======== Data for processing ========

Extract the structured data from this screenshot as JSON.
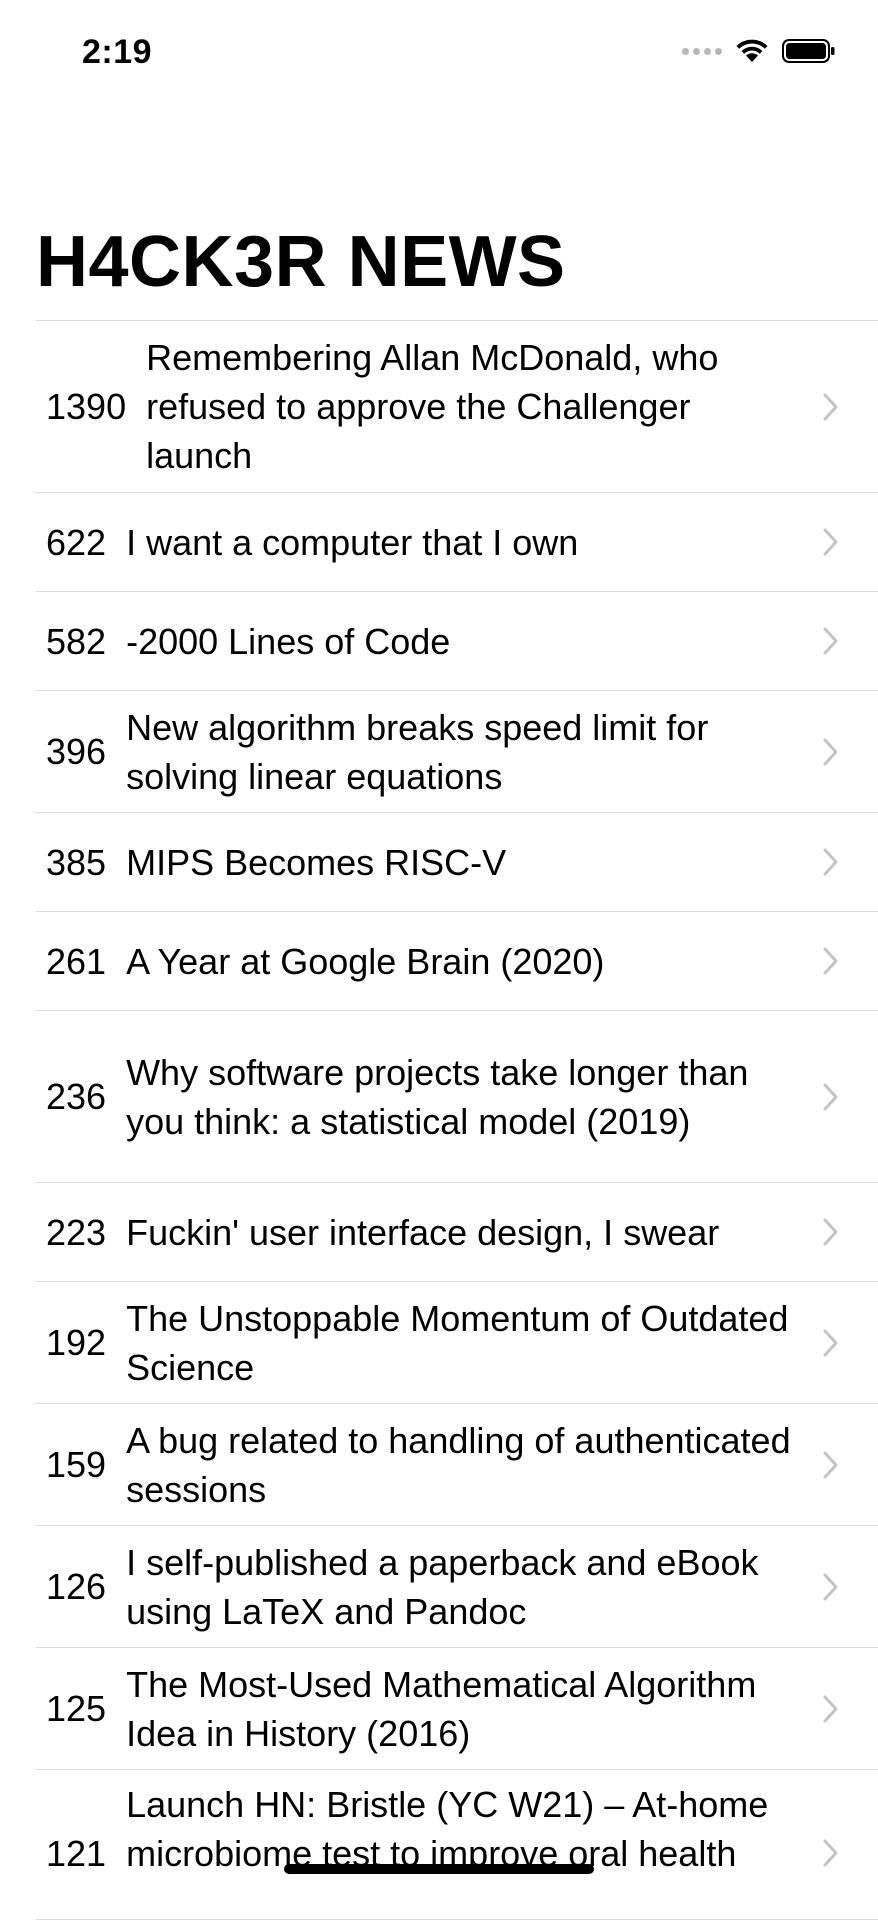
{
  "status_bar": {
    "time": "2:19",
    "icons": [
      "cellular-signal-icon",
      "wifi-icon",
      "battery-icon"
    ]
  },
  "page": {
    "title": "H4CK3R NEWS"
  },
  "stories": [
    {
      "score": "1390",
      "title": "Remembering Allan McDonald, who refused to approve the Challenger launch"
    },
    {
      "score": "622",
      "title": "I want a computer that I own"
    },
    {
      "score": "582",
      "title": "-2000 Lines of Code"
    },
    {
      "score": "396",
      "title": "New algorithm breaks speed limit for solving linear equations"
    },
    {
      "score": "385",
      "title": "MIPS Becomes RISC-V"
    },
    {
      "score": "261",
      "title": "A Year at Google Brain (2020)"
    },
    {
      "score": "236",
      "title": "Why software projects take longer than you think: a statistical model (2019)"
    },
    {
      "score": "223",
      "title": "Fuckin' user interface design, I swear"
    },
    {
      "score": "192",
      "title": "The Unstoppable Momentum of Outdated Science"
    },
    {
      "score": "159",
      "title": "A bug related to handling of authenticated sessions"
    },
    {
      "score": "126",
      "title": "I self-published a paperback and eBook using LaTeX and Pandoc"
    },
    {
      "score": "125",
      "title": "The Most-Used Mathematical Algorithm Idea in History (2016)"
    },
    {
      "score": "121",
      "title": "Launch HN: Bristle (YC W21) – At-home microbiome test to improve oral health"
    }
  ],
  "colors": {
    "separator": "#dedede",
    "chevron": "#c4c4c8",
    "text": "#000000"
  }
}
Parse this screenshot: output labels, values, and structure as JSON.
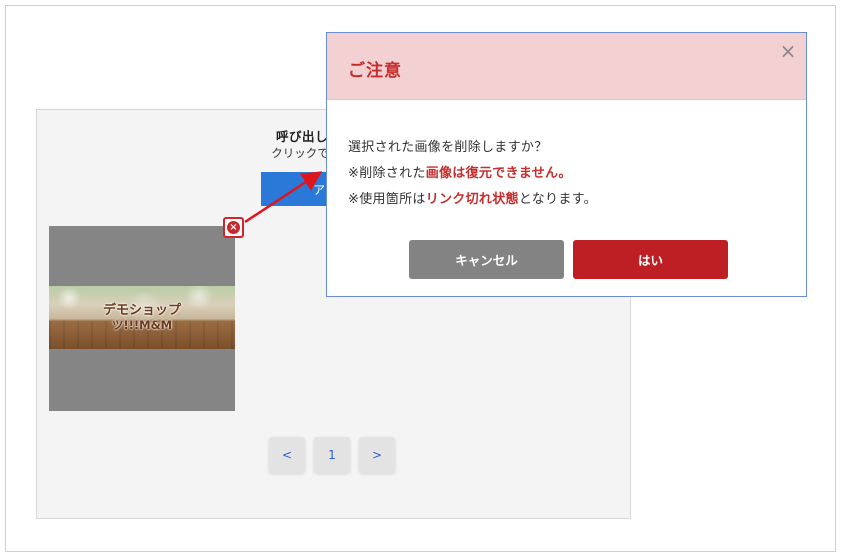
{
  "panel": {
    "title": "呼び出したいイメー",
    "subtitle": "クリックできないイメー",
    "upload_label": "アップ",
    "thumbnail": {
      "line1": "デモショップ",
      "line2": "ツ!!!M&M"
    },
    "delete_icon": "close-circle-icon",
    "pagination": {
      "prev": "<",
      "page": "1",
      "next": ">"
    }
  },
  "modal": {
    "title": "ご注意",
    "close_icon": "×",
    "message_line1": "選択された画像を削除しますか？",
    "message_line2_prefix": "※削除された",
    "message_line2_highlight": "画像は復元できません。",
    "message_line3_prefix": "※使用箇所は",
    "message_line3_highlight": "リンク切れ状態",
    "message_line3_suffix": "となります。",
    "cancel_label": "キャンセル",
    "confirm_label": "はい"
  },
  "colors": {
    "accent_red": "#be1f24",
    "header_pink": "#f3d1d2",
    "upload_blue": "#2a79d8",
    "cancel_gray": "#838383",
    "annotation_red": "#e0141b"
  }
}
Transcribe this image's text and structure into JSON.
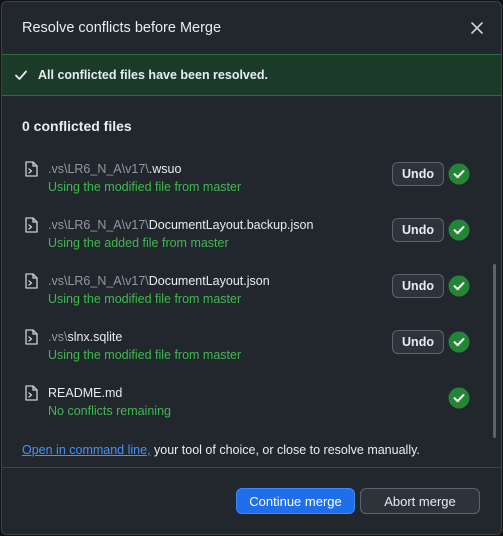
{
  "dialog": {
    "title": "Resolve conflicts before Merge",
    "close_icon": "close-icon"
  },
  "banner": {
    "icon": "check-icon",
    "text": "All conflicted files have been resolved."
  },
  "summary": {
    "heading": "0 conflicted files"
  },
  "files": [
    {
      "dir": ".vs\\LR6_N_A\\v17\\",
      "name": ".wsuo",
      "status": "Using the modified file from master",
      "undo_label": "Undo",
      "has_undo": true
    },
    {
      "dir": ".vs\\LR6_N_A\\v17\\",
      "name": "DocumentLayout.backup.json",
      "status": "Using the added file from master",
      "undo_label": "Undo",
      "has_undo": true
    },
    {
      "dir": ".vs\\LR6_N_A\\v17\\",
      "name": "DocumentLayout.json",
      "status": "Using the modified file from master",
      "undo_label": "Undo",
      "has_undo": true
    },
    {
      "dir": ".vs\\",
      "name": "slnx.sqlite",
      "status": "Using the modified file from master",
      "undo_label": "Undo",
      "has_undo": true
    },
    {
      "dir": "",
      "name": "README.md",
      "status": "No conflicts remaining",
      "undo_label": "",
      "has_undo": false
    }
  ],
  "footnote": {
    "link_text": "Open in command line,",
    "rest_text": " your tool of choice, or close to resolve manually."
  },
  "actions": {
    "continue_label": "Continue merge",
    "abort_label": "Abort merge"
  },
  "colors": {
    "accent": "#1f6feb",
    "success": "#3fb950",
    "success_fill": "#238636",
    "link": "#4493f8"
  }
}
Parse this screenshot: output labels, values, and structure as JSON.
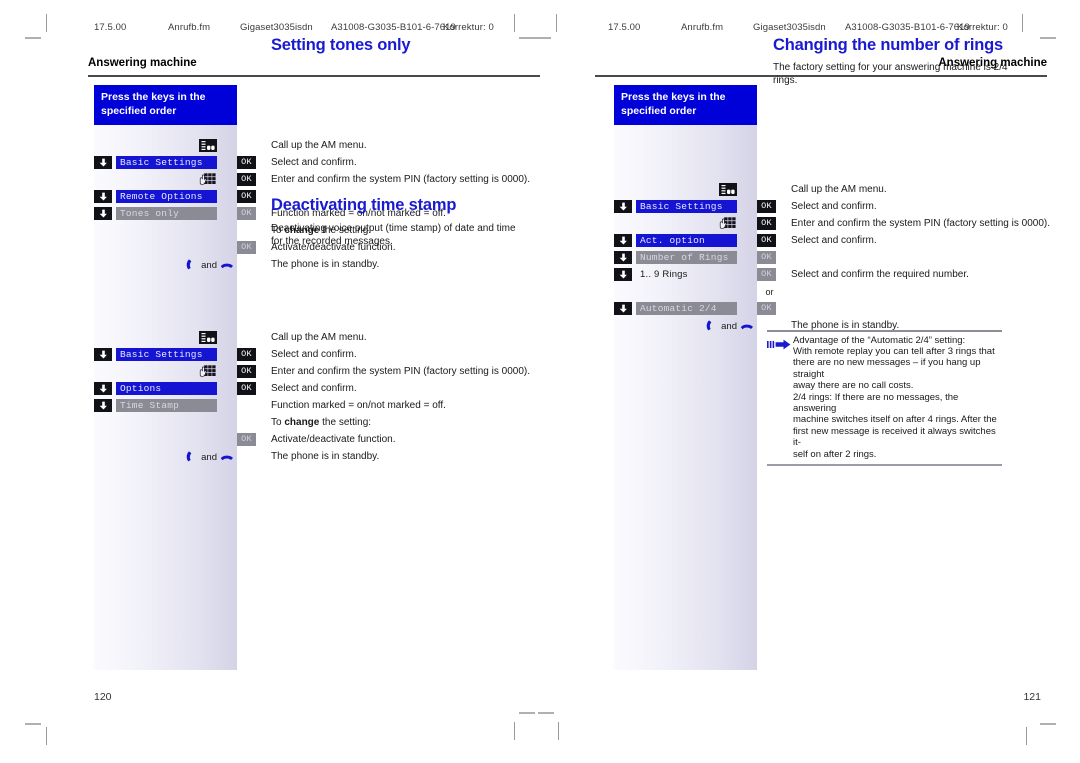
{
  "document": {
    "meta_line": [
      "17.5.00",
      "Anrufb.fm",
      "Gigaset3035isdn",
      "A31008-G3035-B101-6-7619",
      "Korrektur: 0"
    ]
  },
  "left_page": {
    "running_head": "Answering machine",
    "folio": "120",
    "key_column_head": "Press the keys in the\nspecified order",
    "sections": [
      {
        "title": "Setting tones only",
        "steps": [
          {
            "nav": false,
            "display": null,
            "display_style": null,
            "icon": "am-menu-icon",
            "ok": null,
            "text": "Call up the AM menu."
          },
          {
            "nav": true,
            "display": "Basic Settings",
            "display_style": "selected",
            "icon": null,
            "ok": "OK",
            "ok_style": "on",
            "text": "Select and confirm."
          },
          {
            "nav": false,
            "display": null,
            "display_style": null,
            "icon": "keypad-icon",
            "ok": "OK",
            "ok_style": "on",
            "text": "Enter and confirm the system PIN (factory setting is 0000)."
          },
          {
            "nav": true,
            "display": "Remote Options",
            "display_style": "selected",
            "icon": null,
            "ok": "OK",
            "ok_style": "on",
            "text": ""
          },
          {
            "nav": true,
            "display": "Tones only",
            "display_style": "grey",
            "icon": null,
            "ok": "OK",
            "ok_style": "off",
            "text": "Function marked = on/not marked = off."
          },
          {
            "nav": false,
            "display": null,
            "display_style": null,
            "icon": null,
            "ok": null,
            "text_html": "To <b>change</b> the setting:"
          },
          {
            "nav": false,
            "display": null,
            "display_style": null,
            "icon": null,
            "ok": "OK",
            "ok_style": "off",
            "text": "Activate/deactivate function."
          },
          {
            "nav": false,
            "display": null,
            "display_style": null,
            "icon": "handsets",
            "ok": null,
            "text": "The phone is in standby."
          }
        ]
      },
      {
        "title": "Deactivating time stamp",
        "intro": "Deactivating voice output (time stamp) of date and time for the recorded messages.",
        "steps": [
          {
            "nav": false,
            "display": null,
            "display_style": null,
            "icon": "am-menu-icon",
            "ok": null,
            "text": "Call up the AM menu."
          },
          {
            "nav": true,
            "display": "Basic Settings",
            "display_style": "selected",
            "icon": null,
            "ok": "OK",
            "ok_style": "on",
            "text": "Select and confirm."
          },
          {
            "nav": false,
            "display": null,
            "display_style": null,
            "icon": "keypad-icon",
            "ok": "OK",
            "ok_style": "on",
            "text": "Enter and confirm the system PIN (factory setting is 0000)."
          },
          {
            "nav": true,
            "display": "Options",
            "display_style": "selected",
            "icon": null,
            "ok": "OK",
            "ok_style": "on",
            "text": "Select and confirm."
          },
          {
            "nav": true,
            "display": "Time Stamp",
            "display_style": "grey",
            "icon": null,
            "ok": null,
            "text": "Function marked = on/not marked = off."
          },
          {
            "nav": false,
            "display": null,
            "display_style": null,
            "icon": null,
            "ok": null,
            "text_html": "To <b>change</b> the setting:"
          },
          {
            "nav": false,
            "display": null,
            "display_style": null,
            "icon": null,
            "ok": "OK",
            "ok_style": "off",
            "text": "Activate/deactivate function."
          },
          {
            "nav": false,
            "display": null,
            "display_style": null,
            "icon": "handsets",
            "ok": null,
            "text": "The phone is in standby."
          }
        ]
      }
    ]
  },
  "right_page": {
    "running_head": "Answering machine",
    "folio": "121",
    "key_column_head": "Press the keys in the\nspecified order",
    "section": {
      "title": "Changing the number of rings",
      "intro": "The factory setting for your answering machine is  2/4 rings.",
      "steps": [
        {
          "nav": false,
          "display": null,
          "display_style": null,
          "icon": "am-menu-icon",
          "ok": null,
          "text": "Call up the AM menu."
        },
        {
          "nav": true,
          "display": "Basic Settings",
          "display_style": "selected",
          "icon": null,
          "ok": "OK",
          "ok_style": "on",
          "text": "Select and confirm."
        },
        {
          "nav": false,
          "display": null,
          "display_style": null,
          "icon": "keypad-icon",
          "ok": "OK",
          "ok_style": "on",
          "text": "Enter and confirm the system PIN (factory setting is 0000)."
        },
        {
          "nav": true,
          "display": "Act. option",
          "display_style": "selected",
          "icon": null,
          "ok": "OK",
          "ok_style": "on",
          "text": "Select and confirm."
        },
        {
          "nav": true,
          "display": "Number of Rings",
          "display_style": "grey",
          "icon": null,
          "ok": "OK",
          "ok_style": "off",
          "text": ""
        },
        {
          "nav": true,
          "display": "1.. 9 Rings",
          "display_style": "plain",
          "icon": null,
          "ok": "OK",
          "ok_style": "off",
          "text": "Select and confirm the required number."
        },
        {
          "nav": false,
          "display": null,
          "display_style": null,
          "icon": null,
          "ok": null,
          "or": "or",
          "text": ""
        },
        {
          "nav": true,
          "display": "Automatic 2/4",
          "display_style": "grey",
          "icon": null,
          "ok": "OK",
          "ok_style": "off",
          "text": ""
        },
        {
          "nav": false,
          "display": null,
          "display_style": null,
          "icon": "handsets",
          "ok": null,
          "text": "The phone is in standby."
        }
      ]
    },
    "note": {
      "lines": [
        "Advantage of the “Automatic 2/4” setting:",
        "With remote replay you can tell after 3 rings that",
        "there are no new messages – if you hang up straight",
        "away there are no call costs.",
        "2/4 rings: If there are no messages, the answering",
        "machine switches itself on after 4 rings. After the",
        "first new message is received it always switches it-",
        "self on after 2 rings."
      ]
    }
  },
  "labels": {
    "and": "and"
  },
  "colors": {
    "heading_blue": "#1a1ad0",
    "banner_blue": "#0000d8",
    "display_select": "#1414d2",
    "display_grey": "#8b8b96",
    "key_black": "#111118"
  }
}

========

▶ What is asked
Gather each line in the entries above where the string "Deactivating" is found.

▶ Solution to this exercise
        "title": "Deactivating time stamp",
        "intro": "Deactivating voice output (time stamp) of date and time for the recorded messages.",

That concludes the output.